- [PROBLEM TO WORK ON]: In the material below, the lines containing the word "name" are required; copy each of them.
===============
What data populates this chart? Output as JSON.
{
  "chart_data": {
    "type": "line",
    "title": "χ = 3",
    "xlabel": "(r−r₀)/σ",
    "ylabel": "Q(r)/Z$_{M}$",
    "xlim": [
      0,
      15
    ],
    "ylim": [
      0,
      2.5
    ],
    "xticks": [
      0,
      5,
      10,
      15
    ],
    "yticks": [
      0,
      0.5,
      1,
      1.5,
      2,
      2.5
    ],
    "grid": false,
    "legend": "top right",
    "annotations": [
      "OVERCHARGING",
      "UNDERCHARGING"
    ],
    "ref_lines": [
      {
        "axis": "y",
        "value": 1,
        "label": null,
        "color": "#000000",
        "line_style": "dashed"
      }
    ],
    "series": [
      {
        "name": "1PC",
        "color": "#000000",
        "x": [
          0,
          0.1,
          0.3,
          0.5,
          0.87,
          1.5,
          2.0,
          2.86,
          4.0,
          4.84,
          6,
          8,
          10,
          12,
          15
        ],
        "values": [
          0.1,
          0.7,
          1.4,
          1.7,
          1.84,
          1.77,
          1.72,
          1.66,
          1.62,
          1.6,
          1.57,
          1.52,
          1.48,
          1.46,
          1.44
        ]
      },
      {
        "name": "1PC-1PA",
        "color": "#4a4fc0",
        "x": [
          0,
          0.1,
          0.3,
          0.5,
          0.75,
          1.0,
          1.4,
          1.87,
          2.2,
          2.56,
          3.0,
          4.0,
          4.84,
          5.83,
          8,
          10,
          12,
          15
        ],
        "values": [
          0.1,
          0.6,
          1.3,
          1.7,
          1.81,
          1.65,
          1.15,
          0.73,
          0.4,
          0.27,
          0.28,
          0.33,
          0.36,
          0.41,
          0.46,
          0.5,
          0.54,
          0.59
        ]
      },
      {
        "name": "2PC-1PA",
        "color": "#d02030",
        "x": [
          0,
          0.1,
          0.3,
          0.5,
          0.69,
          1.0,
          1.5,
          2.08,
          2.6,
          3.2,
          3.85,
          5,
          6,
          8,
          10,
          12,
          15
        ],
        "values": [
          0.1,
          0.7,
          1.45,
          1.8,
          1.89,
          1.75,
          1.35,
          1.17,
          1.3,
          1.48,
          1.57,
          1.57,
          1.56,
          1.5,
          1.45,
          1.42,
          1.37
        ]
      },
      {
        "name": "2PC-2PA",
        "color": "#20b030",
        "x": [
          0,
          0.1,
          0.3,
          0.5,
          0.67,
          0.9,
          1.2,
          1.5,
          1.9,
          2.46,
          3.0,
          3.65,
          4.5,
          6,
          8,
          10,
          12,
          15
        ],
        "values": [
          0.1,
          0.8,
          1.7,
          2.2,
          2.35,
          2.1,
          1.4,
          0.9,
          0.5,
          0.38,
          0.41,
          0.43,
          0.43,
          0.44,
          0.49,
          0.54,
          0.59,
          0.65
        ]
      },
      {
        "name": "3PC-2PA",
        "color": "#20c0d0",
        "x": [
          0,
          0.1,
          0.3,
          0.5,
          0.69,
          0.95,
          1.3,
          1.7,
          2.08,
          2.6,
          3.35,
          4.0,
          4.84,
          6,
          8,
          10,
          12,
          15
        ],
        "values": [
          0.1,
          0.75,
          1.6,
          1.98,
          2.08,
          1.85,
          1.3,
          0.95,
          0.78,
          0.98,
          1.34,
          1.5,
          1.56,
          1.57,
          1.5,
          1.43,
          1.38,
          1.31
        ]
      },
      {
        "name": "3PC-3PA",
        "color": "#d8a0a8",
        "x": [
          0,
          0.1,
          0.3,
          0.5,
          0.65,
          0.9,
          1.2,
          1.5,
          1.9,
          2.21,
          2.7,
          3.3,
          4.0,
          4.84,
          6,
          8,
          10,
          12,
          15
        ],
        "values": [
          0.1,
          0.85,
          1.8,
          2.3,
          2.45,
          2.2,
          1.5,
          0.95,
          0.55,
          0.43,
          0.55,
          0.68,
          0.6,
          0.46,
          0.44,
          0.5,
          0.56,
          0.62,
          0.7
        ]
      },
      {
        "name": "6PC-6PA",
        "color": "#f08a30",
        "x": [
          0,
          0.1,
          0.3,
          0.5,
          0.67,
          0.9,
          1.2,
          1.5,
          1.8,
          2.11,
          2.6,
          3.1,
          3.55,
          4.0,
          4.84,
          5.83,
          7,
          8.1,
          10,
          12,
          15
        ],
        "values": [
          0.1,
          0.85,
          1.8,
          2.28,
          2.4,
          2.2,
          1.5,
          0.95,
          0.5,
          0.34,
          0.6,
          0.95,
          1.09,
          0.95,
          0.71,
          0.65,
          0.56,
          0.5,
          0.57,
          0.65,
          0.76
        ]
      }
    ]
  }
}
===============
- [ANSWER TO THIS EXERCISE]:
        "name": "1PC",
        "name": "1PC-1PA",
        "name": "2PC-1PA",
        "name": "2PC-2PA",
        "name": "3PC-2PA",
        "name": "3PC-3PA",
        "name": "6PC-6PA",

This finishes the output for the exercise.